┌─ Records for the task
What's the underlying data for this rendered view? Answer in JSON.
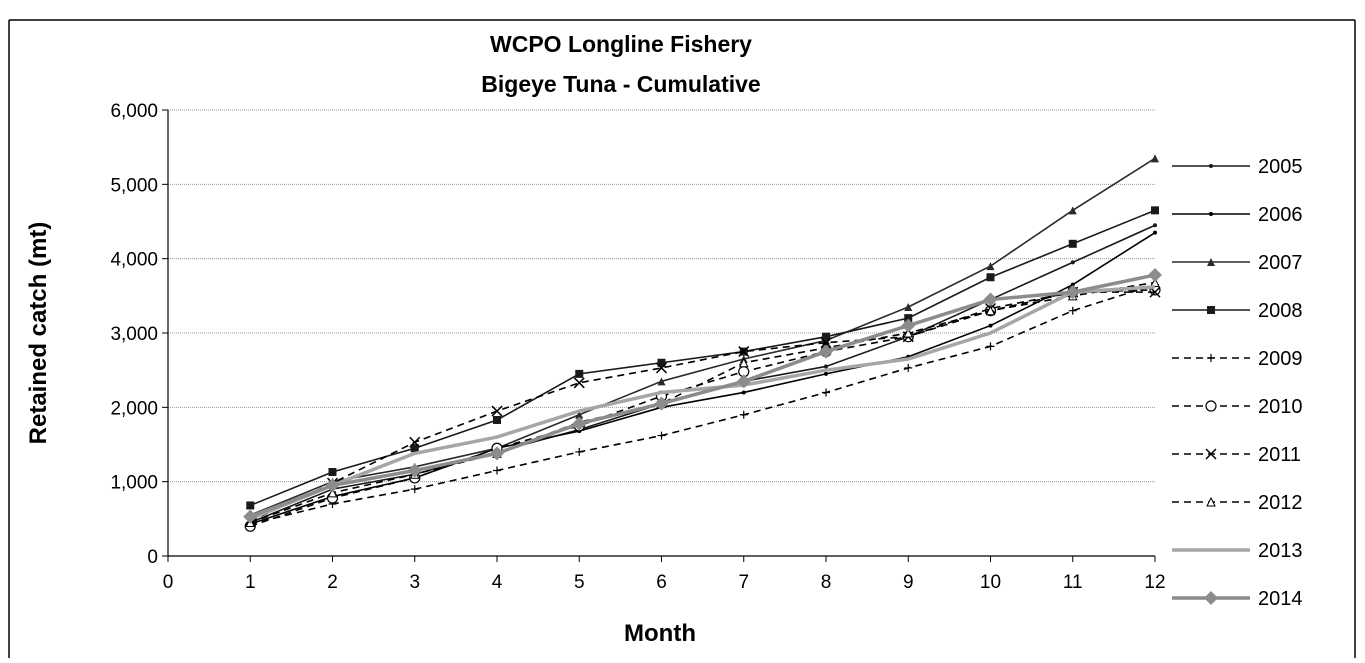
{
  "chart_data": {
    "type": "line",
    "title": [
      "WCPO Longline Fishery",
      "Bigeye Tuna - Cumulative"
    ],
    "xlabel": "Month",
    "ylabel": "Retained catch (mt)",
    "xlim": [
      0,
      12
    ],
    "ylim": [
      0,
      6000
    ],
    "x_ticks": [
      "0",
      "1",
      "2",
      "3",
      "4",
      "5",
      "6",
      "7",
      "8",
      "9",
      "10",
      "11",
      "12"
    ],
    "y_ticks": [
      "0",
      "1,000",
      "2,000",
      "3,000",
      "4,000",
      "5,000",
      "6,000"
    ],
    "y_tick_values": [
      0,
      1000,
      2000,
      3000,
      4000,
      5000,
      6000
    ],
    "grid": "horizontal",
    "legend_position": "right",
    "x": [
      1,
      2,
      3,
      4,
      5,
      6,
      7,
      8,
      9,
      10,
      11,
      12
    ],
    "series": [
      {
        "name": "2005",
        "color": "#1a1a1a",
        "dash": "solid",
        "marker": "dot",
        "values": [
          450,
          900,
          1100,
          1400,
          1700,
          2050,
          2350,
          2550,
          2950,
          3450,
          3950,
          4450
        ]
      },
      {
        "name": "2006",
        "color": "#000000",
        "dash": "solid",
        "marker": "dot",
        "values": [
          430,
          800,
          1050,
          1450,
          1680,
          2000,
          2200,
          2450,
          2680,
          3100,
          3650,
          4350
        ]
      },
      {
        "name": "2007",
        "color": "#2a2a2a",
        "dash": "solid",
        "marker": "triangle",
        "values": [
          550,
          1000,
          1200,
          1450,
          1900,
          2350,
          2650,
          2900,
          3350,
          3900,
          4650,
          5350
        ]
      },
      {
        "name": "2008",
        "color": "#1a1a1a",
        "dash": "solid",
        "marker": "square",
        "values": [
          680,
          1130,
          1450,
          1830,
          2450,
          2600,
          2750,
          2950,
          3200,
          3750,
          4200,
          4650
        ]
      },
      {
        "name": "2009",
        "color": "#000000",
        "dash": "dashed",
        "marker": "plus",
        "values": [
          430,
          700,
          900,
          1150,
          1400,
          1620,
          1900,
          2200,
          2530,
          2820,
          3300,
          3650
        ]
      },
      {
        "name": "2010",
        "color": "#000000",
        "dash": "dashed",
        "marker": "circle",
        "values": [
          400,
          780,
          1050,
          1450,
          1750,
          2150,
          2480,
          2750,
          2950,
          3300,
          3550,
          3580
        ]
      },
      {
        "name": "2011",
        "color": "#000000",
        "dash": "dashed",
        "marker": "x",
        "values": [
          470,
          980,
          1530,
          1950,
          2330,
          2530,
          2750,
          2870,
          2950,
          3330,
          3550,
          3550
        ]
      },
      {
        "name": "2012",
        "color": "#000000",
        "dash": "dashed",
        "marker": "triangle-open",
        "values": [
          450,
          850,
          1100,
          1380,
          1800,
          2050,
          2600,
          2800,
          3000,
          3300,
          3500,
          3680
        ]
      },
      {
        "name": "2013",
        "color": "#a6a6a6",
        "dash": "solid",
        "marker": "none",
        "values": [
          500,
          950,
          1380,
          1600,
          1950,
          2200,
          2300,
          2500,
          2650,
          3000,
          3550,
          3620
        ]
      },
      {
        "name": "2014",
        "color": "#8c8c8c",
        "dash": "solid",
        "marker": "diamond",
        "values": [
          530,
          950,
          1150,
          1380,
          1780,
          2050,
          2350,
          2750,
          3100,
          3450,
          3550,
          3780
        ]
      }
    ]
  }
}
└─
┌─ Records for the task
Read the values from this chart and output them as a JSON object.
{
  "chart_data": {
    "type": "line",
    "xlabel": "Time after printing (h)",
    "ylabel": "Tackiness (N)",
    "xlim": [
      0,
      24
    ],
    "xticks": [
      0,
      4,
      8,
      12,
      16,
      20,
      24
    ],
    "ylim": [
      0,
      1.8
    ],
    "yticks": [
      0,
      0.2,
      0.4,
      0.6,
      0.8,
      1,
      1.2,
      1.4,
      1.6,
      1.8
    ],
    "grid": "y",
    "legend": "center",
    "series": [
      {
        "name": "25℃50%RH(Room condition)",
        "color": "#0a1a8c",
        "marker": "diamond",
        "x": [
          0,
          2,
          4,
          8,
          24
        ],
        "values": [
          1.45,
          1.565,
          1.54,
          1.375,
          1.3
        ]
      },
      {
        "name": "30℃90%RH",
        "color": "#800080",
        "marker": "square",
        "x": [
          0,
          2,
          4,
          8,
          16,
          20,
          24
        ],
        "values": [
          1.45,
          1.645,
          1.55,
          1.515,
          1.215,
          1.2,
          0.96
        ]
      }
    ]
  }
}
└─
Problem statement:
Every line in the data above that contains "this" needs to be copied.

Task answer:
What's the underlying data for this rendered view? Answer in JSON.
Read the values from this chart and output them as a JSON object.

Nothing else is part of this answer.